[Dataset excerpt]
[start]
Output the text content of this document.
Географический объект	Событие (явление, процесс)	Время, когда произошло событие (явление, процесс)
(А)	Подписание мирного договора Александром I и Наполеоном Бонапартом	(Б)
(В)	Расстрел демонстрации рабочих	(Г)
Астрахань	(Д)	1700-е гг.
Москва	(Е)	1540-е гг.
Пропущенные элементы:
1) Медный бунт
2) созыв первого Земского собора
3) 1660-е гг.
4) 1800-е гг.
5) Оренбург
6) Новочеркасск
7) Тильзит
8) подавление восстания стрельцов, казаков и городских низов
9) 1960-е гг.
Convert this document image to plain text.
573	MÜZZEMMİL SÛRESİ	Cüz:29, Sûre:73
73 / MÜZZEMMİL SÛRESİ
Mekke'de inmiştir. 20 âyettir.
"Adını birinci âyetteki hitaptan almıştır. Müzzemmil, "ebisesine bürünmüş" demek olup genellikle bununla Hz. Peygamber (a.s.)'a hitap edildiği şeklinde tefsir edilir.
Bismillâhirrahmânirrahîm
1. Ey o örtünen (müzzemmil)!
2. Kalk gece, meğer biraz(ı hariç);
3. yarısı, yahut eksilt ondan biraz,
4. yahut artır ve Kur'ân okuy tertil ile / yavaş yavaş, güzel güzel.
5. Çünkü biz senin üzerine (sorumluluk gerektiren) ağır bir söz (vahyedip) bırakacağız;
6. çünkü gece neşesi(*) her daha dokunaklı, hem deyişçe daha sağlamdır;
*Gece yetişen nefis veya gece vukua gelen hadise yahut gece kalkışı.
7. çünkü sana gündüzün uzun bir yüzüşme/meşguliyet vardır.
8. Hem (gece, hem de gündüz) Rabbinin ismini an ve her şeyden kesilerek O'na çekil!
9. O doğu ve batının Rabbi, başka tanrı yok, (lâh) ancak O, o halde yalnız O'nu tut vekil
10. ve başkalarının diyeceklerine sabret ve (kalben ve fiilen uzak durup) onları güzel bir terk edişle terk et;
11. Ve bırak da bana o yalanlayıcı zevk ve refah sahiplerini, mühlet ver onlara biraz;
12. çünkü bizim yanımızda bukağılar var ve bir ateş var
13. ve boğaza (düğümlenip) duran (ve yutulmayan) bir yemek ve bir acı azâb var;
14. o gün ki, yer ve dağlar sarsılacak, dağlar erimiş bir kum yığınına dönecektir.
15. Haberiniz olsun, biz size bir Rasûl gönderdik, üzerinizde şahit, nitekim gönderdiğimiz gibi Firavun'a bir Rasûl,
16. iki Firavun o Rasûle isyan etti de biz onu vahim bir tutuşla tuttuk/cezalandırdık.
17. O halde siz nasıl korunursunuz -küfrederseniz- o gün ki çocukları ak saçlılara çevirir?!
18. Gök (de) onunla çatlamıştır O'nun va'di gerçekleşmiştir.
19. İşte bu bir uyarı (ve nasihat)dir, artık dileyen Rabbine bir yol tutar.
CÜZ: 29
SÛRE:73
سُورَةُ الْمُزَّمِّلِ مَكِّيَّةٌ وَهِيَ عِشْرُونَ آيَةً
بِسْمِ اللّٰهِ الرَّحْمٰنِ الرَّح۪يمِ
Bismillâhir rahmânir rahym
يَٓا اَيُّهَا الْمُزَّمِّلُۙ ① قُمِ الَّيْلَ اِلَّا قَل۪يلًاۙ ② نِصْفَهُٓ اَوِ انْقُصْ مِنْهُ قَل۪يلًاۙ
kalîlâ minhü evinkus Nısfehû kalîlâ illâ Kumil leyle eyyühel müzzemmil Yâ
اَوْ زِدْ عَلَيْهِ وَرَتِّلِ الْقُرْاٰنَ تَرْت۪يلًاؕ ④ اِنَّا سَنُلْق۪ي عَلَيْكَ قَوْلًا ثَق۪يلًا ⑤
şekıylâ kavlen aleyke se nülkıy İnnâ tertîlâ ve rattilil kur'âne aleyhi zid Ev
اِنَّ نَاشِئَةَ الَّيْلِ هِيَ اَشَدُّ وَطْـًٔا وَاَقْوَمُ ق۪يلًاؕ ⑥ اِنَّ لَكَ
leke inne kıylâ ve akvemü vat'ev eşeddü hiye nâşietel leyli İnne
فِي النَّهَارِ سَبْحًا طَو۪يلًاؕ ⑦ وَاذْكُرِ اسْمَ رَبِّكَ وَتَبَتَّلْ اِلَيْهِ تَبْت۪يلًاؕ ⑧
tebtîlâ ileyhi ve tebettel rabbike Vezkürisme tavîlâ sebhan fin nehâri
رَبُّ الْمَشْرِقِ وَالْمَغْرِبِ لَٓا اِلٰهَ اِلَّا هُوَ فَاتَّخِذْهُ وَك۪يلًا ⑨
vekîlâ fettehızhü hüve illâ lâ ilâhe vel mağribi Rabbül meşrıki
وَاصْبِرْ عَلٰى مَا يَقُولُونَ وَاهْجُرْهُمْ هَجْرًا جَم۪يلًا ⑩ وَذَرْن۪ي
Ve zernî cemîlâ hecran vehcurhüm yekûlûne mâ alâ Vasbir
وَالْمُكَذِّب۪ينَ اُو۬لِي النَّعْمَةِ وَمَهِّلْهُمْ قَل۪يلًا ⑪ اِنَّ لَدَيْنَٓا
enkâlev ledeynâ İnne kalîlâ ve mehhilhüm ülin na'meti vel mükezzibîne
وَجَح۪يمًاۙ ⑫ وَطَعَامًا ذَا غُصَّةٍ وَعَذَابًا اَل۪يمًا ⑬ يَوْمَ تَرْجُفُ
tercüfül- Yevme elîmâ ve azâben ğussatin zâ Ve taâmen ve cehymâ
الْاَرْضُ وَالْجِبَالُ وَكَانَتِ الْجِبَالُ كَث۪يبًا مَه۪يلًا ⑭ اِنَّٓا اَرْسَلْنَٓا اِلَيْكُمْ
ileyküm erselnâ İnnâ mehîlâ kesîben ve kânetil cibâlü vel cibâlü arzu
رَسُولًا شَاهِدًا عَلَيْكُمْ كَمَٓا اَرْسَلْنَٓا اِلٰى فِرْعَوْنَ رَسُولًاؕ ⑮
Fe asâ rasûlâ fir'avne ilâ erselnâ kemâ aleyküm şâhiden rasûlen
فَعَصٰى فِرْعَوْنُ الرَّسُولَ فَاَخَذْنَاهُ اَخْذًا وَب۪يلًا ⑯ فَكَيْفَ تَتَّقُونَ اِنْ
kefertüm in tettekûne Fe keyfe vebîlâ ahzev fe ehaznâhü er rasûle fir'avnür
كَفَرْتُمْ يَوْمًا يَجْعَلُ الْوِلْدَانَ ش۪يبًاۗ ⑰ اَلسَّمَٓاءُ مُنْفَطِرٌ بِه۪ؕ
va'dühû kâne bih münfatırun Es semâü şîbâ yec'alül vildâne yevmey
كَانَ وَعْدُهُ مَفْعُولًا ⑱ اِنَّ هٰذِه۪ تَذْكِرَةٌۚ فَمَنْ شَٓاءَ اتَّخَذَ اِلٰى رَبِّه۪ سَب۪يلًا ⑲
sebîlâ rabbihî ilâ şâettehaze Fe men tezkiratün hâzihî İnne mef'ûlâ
[end]
> Work instructions: Provide all the records again, word for word.

> Result of the exercise:
Output the text content of this document.
Географический объект	Событие (явление, процесс)	Время, когда произошло событие (явление, процесс)
(А)	Подписание мирного договора Александром I и Наполеоном Бонапартом	(Б)
(В)	Расстрел демонстрации рабочих	(Г)
Астрахань	(Д)	1700-е гг.
Москва	(Е)	1540-е гг.
Пропущенные элементы:
1) Медный бунт
2) созыв первого Земского собора
3) 1660-е гг.
4) 1800-е гг.
5) Оренбург
6) Новочеркасск
7) Тильзит
8) подавление восстания стрельцов, казаков и городских низов
9) 1960-е гг.
Convert this document image to plain text.
573	MÜZZEMMİL SÛRESİ	Cüz:29, Sûre:73
73 / MÜZZEMMİL SÛRESİ
Mekke'de inmiştir. 20 âyettir.
"Adını birinci âyetteki hitaptan almıştır. Müzzemmil, "ebisesine bürünmüş" demek olup genellikle bununla Hz. Peygamber (a.s.)'a hitap edildiği şeklinde tefsir edilir.
Bismillâhirrahmânirrahîm
1. Ey o örtünen (müzzemmil)!
2. Kalk gece, meğer biraz(ı hariç);
3. yarısı, yahut eksilt ondan biraz,
4. yahut artır ve Kur'ân okuy tertil ile / yavaş yavaş, güzel güzel.
5. Çünkü biz senin üzerine (sorumluluk gerektiren) ağır bir söz (vahyedip) bırakacağız;
6. çünkü gece neşesi(*) her daha dokunaklı, hem deyişçe daha sağlamdır;
*Gece yetişen nefis veya gece vukua gelen hadise yahut gece kalkışı.
7. çünkü sana gündüzün uzun bir yüzüşme/meşguliyet vardır.
8. Hem (gece, hem de gündüz) Rabbinin ismini an ve her şeyden kesilerek O'na çekil!
9. O doğu ve batının Rabbi, başka tanrı yok, (lâh) ancak O, o halde yalnız O'nu tut vekil
10. ve başkalarının diyeceklerine sabret ve (kalben ve fiilen uzak durup) onları güzel bir terk edişle terk et;
11. Ve bırak da bana o yalanlayıcı zevk ve refah sahiplerini, mühlet ver onlara biraz;
12. çünkü bizim yanımızda bukağılar var ve bir ateş var
13. ve boğaza (düğümlenip) duran (ve yutulmayan) bir yemek ve bir acı azâb var;
14. o gün ki, yer ve dağlar sarsılacak, dağlar erimiş bir kum yığınına dönecektir.
15. Haberiniz olsun, biz size bir Rasûl gönderdik, üzerinizde şahit, nitekim gönderdiğimiz gibi Firavun'a bir Rasûl,
16. iki Firavun o Rasûle isyan etti de biz onu vahim bir tutuşla tuttuk/cezalandırdık.
17. O halde siz nasıl korunursunuz -küfrederseniz- o gün ki çocukları ak saçlılara çevirir?!
18. Gök (de) onunla çatlamıştır O'nun va'di gerçekleşmiştir.
19. İşte bu bir uyarı (ve nasihat)dir, artık dileyen Rabbine bir yol tutar.
CÜZ: 29
SÛRE:73
سُورَةُ الْمُزَّمِّلِ مَكِّيَّةٌ وَهِيَ عِشْرُونَ آيَةً
بِسْمِ اللّٰهِ الرَّحْمٰنِ الرَّح۪يمِ
Bismillâhir rahmânir rahym
يَٓا اَيُّهَا الْمُزَّمِّلُۙ ① قُمِ الَّيْلَ اِلَّا قَل۪يلًاۙ ② نِصْفَهُٓ اَوِ انْقُصْ مِنْهُ قَل۪يلًاۙ
kalîlâ minhü evinkus Nısfehû kalîlâ illâ Kumil leyle eyyühel müzzemmil Yâ
اَوْ زِدْ عَلَيْهِ وَرَتِّلِ الْقُرْاٰنَ تَرْت۪يلًاؕ ④ اِنَّا سَنُلْق۪ي عَلَيْكَ قَوْلًا ثَق۪يلًا ⑤
şekıylâ kavlen aleyke se nülkıy İnnâ tertîlâ ve rattilil kur'âne aleyhi zid Ev
اِنَّ نَاشِئَةَ الَّيْلِ هِيَ اَشَدُّ وَطْـًٔا وَاَقْوَمُ ق۪يلًاؕ ⑥ اِنَّ لَكَ
leke inne kıylâ ve akvemü vat'ev eşeddü hiye nâşietel leyli İnne
فِي النَّهَارِ سَبْحًا طَو۪يلًاؕ ⑦ وَاذْكُرِ اسْمَ رَبِّكَ وَتَبَتَّلْ اِلَيْهِ تَبْت۪يلًاؕ ⑧
tebtîlâ ileyhi ve tebettel rabbike Vezkürisme tavîlâ sebhan fin nehâri
رَبُّ الْمَشْرِقِ وَالْمَغْرِبِ لَٓا اِلٰهَ اِلَّا هُوَ فَاتَّخِذْهُ وَك۪يلًا ⑨
vekîlâ fettehızhü hüve illâ lâ ilâhe vel mağribi Rabbül meşrıki
وَاصْبِرْ عَلٰى مَا يَقُولُونَ وَاهْجُرْهُمْ هَجْرًا جَم۪يلًا ⑩ وَذَرْن۪ي
Ve zernî cemîlâ hecran vehcurhüm yekûlûne mâ alâ Vasbir
وَالْمُكَذِّب۪ينَ اُو۬لِي النَّعْمَةِ وَمَهِّلْهُمْ قَل۪يلًا ⑪ اِنَّ لَدَيْنَٓا
enkâlev ledeynâ İnne kalîlâ ve mehhilhüm ülin na'meti vel mükezzibîne
وَجَح۪يمًاۙ ⑫ وَطَعَامًا ذَا غُصَّةٍ وَعَذَابًا اَل۪يمًا ⑬ يَوْمَ تَرْجُفُ
tercüfül- Yevme elîmâ ve azâben ğussatin zâ Ve taâmen ve cehymâ
الْاَرْضُ وَالْجِبَالُ وَكَانَتِ الْجِبَالُ كَث۪يبًا مَه۪يلًا ⑭ اِنَّٓا اَرْسَلْنَٓا اِلَيْكُمْ
ileyküm erselnâ İnnâ mehîlâ kesîben ve kânetil cibâlü vel cibâlü arzu
رَسُولًا شَاهِدًا عَلَيْكُمْ كَمَٓا اَرْسَلْنَٓا اِلٰى فِرْعَوْنَ رَسُولًاؕ ⑮
Fe asâ rasûlâ fir'avne ilâ erselnâ kemâ aleyküm şâhiden rasûlen
فَعَصٰى فِرْعَوْنُ الرَّسُولَ فَاَخَذْنَاهُ اَخْذًا وَب۪يلًا ⑯ فَكَيْفَ تَتَّقُونَ اِنْ
kefertüm in tettekûne Fe keyfe vebîlâ ahzev fe ehaznâhü er rasûle fir'avnür
كَفَرْتُمْ يَوْمًا يَجْعَلُ الْوِلْدَانَ ش۪يبًاۗ ⑰ اَلسَّمَٓاءُ مُنْفَطِرٌ بِه۪ؕ
va'dühû kâne bih münfatırun Es semâü şîbâ yec'alül vildâne yevmey
كَانَ وَعْدُهُ مَفْعُولًا ⑱ اِنَّ هٰذِه۪ تَذْكِرَةٌۚ فَمَنْ شَٓاءَ اتَّخَذَ اِلٰى رَبِّه۪ سَب۪يلًا ⑲
sebîlâ rabbihî ilâ şâettehaze Fe men tezkiratün hâzihî İnne mef'ûlâ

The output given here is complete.